== TRECHO DO DOCUMENTO ==

====

O ator Leopoldo Pacheco interpreta o velho latifundiário do interior do Pará que começa a distribuir as terras entre as três herdeiras, Goneril, Regan e Cordélia (vividas pelas atrizes Sandra Corveloni, Michelle Boesche e Simone Evaristo). "Rei Lear é um texto que oferece um caleidoscópio que muda o foco de tempos em tempos para estabelecer novas conexões com a sociedade", define Pacheco, que trabalha com o dramaturgo e diretor há duas décadas.
"Se Newton encarou as ditaduras em Sueño, agora ele se debruçou sobre as questões ambientais e indígenas levando para a frente o debate de temas importantes, como gênero, raça, ideologia, uma característica do teatro brasileiro neste momento."

====

== LISTA DE TAREFAS ==
- 1) Com base no trecho sobre a montagem de Rei Lear, responda:
(a) Qual ator interpreta o velho latifundiário do interior do Pará?
(b) Há quanto tempo Pacheco trabalha com o dramaturgo e diretor?
(c) Sobre quais questões Newton se debruçou agora, segundo a fala citada?
- 2) Dê seguimento ao trecho sobre a montagem de Rei Lear, partindo da última frase apresentada.
O material apresentado a seguir é dispensável.

== DADOS FORNECIDOS ==
====

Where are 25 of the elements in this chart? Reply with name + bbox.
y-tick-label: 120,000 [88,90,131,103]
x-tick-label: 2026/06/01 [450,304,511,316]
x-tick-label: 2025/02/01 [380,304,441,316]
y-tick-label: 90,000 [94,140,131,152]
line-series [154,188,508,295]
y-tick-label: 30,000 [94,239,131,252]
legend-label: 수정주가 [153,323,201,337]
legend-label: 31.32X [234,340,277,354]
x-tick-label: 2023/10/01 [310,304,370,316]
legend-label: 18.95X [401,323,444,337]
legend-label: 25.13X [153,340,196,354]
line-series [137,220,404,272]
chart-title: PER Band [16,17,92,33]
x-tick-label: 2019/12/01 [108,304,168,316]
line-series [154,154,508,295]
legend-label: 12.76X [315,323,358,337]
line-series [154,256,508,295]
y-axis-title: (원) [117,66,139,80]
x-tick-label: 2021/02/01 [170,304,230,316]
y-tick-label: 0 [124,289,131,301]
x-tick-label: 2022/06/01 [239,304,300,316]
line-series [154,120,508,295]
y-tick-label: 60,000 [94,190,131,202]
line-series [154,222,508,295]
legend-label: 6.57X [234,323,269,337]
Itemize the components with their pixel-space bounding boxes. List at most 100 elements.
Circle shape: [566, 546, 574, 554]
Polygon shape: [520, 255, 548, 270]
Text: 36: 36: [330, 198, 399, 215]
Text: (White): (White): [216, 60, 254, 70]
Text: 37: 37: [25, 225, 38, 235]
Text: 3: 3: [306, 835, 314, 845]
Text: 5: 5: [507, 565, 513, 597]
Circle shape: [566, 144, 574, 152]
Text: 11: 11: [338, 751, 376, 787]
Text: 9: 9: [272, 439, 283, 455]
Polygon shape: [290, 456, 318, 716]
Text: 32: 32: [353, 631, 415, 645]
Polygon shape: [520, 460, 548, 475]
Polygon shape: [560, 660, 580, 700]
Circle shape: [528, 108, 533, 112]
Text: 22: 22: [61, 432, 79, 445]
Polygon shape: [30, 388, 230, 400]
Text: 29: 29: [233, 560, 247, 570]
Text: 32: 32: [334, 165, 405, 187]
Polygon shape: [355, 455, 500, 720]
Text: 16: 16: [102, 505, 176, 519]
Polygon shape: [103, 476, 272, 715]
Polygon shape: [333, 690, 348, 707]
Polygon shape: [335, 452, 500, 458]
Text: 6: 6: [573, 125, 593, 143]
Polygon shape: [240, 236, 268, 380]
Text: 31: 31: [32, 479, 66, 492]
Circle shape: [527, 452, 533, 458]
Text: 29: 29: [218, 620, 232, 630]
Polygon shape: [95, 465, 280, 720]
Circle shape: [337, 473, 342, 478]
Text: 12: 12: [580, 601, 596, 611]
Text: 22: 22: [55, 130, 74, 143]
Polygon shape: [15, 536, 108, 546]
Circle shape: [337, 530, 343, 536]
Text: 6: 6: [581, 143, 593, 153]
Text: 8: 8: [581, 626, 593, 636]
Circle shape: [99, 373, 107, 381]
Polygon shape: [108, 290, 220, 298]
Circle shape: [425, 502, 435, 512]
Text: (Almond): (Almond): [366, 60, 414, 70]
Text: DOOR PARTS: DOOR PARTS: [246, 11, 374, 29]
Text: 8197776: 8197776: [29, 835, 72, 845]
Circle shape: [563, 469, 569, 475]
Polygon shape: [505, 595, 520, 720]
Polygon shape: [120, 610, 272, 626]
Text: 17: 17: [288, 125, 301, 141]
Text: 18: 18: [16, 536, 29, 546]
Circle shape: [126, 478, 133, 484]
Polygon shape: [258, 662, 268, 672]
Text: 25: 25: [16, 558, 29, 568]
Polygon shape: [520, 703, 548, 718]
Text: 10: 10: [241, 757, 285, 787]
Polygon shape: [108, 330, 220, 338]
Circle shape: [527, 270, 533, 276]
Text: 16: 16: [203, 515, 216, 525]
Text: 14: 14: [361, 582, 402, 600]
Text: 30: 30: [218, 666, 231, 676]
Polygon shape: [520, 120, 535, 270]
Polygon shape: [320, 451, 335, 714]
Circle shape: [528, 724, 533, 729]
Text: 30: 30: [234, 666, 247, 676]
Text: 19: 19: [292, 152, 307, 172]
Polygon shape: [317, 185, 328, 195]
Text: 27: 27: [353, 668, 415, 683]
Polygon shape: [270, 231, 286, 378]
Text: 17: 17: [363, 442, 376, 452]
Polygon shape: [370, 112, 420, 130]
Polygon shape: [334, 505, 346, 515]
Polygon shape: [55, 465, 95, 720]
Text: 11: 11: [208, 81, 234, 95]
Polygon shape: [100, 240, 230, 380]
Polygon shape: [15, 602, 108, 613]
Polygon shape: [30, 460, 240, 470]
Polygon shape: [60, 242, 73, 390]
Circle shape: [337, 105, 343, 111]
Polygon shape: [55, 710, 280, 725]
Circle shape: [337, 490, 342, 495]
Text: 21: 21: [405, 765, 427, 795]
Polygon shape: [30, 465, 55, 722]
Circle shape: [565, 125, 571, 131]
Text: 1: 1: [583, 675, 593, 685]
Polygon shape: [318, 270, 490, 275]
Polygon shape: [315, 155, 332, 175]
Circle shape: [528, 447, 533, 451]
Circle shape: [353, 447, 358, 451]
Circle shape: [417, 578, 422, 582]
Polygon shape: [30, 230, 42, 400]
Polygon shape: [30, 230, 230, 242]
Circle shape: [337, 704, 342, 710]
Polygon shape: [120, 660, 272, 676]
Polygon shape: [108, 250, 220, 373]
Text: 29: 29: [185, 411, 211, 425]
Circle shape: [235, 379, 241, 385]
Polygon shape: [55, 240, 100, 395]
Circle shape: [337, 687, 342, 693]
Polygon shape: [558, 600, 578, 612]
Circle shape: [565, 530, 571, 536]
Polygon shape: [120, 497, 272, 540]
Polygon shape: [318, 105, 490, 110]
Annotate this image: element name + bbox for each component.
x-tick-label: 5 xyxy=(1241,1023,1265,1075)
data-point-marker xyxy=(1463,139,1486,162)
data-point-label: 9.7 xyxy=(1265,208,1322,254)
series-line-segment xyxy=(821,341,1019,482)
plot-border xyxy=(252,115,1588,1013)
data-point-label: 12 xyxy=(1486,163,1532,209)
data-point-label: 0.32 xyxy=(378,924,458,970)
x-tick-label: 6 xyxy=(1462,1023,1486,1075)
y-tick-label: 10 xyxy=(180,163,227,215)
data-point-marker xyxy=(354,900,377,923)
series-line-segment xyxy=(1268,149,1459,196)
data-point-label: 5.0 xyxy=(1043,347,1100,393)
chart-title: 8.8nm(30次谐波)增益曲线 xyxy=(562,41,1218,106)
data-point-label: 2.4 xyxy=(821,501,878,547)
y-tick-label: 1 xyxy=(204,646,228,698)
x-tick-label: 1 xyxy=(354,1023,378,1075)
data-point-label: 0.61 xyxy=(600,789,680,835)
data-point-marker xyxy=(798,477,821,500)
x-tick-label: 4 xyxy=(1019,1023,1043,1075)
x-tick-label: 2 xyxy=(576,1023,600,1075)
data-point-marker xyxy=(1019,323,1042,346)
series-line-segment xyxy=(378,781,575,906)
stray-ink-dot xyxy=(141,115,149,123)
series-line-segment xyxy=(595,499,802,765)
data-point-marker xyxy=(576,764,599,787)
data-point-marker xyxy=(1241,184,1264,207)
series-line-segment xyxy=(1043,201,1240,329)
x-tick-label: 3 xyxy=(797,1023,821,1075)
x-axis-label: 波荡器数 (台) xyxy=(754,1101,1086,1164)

====

== RESPOSTAS ==
- 1)
(a) Leopoldo Pacheco.
(b) Há duas décadas.
(c) Sobre as questões ambientais e indígenas.

- 2)
O elenco é completado por Jorge de Paula, José Roberto Jardim e Ronny Abreu, ator indígena paraense que mora em São Paulo há 30 anos e participou de peças da Cia. São Jorge de Variedades, entre outros grupos. Abreu, com o seu lugar de fala, conduziu os demais artistas a um entendimento da matriz desta história durante o processo de pesquisas e ensaios.
Assim como Pacheco, Sandra, Jardim e Michelle defenderam os principais personagens de Sueño e integram o coletivo batizado de Heroica Companhia Cênica, fundado por Moreno para ter por perto colegas interessados em pesquisas relacionadas às problemáticas contemporâneas. "O que sinto é que passei a escrever histórias movidas pela emergência de serem contadas e, com poesia e lirismo, talvez consiga alertar as pessoas", afirma Moreno. "É só a gente pensar na devastação da Amazônia ou nas enchentes do Rio Grande do Sul para entendermos que a discussão climática não pode mais ser adiada."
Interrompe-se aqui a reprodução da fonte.